課題 1
タラについての原文抜粋によると、父はタラを学校や病院へは行かせませんでした。その父が許していたことは何ですか。
課題 2
タラについての原文抜粋にある「タラは子ども時代に多くのものを奪われていましたが、彼女は恩師からなぐさめやはげましの言葉をもらって、前に進むことができました。」という一文を英語に訳してください。
課題 3
タラの歩みを語る原文抜粋の最後の文に続けて、文章を書き継いでください。
##### 原文抜粋
一つは、自分からうちを出て大学に行ったタイラーという兄の助けがあったことが大きいと思います。彼のおかげで大学に行こうと決意できました。また、タラは歌が上手でした。父は学校や病院へは行かせなかったけど、歌うことだけは許してくれた。タラは教会で歌ったりミュージカルに出たりすることで、外界とつながることができたのかもしれませんね。
外の世界につながることが重要
――タラはそこで同世代の子ども達と出会い、自分の生活は他の人とは違うと意識したようでしたよね。このとき抱いた違和感も、タラがこの環境から抜けるきっかけになったのかもしれないんですね。
それだけじゃなく、タラが外の世界に行けたのはそこで出会った恩師や学友や恋人との出会いのおかげもあるんです。タラは子ども時代に多くのものを奪われていましたが、彼女は恩師からなぐさめやはげましの言葉をもらって、前に進むことができました。そう思うと、親以外の大人がいかに与えられるものが多いかということを実感しますね。
##########
##### データ一覧
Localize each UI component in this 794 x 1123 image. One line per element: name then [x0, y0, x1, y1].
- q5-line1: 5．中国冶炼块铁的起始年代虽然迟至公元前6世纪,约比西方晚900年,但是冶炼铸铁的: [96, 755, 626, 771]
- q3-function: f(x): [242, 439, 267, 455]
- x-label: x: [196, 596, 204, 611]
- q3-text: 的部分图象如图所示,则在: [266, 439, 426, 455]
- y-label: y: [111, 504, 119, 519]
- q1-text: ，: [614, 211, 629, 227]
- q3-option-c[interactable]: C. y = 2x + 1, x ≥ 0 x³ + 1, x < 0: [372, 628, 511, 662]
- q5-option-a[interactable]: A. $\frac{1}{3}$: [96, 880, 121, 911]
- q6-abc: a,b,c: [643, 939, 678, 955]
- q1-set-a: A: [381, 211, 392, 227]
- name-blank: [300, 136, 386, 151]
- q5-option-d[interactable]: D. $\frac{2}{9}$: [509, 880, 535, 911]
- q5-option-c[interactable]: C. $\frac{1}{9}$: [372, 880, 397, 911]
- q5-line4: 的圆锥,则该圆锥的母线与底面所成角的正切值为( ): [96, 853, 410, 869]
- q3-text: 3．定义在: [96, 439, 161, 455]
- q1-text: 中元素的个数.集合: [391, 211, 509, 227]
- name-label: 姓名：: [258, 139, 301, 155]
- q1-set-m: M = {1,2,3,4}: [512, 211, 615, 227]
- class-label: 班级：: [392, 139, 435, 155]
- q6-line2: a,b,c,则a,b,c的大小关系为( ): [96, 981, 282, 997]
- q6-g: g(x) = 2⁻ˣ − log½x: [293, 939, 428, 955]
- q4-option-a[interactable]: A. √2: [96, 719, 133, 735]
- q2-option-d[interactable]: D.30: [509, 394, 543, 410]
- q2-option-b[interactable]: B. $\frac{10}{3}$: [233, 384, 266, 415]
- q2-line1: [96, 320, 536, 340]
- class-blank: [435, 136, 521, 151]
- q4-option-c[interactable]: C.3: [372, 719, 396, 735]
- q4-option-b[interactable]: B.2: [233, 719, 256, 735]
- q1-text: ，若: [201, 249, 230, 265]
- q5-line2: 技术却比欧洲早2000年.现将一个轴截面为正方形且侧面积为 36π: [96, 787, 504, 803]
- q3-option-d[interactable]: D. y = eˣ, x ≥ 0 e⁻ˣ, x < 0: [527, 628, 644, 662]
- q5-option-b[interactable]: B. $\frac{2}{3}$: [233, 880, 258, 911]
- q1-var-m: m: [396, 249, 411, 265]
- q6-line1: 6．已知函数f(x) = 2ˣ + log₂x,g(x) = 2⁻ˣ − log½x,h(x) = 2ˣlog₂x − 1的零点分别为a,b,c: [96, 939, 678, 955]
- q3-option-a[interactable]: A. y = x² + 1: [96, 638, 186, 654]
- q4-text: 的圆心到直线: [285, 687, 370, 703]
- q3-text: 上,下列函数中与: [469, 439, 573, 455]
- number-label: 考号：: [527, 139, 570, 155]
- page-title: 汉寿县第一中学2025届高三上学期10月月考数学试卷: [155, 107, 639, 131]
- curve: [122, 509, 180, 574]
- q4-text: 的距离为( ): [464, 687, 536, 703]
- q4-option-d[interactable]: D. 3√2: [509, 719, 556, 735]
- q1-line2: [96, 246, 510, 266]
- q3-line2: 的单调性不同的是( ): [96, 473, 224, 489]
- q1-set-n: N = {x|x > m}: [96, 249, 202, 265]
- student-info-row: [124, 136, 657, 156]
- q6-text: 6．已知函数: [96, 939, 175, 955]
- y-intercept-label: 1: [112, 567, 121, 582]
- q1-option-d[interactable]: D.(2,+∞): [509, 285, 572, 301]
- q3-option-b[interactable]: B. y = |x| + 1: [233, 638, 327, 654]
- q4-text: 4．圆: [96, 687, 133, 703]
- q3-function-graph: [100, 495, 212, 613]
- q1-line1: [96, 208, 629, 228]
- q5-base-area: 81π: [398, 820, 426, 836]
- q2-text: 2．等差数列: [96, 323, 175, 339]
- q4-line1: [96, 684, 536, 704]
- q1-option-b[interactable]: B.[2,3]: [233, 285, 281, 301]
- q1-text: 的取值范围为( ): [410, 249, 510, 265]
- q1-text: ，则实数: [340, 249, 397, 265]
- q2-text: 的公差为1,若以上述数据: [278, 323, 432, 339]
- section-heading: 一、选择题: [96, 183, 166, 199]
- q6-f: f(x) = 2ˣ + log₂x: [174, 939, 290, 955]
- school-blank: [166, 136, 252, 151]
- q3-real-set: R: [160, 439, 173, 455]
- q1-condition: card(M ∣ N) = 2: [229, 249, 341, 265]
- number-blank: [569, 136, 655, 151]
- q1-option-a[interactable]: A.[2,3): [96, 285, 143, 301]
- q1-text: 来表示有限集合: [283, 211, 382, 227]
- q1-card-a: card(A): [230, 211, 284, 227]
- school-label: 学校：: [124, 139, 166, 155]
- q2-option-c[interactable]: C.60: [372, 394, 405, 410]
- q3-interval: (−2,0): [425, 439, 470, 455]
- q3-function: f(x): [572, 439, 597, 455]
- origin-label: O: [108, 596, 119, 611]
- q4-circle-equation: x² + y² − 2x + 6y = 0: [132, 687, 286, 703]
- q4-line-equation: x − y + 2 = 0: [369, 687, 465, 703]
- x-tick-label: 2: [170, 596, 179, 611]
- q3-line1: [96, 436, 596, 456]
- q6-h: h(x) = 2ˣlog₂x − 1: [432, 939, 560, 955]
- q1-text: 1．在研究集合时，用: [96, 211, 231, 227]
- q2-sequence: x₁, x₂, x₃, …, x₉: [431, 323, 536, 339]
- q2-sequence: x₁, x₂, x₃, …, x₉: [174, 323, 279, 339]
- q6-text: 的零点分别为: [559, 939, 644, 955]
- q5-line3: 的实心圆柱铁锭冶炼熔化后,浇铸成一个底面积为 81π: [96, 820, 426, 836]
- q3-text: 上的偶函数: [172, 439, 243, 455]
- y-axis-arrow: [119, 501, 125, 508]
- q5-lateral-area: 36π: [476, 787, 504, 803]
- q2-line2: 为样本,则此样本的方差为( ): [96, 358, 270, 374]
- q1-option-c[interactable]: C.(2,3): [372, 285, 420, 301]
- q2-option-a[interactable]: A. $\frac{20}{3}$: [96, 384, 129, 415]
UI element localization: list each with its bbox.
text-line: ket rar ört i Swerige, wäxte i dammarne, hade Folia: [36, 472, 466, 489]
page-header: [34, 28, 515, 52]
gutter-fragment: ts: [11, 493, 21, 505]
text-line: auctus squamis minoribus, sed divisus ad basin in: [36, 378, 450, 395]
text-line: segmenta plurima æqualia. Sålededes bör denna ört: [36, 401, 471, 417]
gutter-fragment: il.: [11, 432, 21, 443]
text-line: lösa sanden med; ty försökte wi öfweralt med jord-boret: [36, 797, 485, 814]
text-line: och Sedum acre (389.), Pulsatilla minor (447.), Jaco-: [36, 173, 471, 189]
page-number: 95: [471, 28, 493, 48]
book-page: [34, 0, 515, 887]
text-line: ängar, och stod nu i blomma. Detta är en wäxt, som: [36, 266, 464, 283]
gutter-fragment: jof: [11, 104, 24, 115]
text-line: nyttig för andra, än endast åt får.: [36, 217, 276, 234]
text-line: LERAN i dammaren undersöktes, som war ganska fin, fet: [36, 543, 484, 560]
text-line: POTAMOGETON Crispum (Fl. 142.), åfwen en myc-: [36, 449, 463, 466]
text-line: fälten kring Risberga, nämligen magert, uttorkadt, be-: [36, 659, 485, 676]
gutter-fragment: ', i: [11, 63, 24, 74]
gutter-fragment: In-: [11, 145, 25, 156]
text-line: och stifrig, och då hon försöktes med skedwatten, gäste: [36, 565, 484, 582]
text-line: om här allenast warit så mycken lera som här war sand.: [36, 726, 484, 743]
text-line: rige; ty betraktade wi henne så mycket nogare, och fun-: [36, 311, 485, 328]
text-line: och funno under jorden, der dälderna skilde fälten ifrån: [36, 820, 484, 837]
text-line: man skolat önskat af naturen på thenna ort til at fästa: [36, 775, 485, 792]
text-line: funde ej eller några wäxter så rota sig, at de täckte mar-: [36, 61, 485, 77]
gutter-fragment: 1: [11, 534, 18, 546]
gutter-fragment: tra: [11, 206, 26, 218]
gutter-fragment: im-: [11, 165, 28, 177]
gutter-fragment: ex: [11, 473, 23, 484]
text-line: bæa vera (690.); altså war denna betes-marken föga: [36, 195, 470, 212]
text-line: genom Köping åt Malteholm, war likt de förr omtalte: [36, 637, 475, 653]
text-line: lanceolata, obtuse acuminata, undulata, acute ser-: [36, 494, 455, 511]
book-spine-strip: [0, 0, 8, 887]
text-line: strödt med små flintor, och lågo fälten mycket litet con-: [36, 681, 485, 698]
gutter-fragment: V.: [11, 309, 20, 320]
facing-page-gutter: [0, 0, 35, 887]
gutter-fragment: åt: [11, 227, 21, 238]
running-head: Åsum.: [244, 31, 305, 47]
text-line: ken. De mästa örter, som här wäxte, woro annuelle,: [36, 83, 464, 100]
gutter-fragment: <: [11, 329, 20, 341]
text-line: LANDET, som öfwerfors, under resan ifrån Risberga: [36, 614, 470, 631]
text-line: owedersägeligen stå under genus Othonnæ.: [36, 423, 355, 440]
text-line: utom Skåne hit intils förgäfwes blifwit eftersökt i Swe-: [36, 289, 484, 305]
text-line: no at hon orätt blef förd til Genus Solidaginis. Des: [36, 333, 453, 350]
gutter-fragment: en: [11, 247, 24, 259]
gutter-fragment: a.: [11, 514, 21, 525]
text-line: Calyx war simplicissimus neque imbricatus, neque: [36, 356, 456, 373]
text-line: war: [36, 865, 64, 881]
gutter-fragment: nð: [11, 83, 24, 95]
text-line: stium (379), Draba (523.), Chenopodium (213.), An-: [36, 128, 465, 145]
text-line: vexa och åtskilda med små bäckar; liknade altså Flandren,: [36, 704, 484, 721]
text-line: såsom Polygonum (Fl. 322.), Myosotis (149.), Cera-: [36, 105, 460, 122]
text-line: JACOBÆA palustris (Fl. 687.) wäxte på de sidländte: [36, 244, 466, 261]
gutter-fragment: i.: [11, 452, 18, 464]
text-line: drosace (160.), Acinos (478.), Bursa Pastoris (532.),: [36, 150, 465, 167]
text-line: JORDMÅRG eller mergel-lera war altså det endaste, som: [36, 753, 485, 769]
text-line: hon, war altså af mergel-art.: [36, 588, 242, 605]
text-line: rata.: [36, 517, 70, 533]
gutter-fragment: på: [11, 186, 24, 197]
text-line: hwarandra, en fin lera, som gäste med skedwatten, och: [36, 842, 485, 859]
##########
模範解答 1
歌うことです。

模範解答 2
Tara had been deprived of many things in her childhood, but she was able to move forward after receiving words of comfort and encouragement from her mentor.

模範解答 3
わたしも子育てしながら、常々親は子どもから取り上げるのはうまいけど、与えるのは難しいと感じています。親が子どもにすべてのものを与えられるわけではないんです。親以外の、恩師のような人が突拍子もないところから球を投げて、その人の人生を引き出すことがあるから、外の世界に出ることは大切だとしみじみ思いましたね。
――教育を受けることもある意味、外の世界に行くことだと言えますよね。これを読みながら、教育を受けるというのは親の価値観から抜けることでもあるのかなと思いました。
そうかもしれませんね。子どもが自己の確立と親の世界にとどまることは両立できなくて、どちらかにかたよってしまうことが多いですよね。子どもが今思春期なんですが、わたしも無意識のうちに子どもをぐーっと押さえ込むようなところがあるんです。子どもが巣立つことへの不安から「心配」で愛情という名の束縛をしてしまうんです。親はそれをうまくコントロールしないと、一番愛している子どもとの関係がゆらいでしまうんですよね。
親と子、徹底的にずれている愛情
――親子関係にはそういう難しいところがありますよね。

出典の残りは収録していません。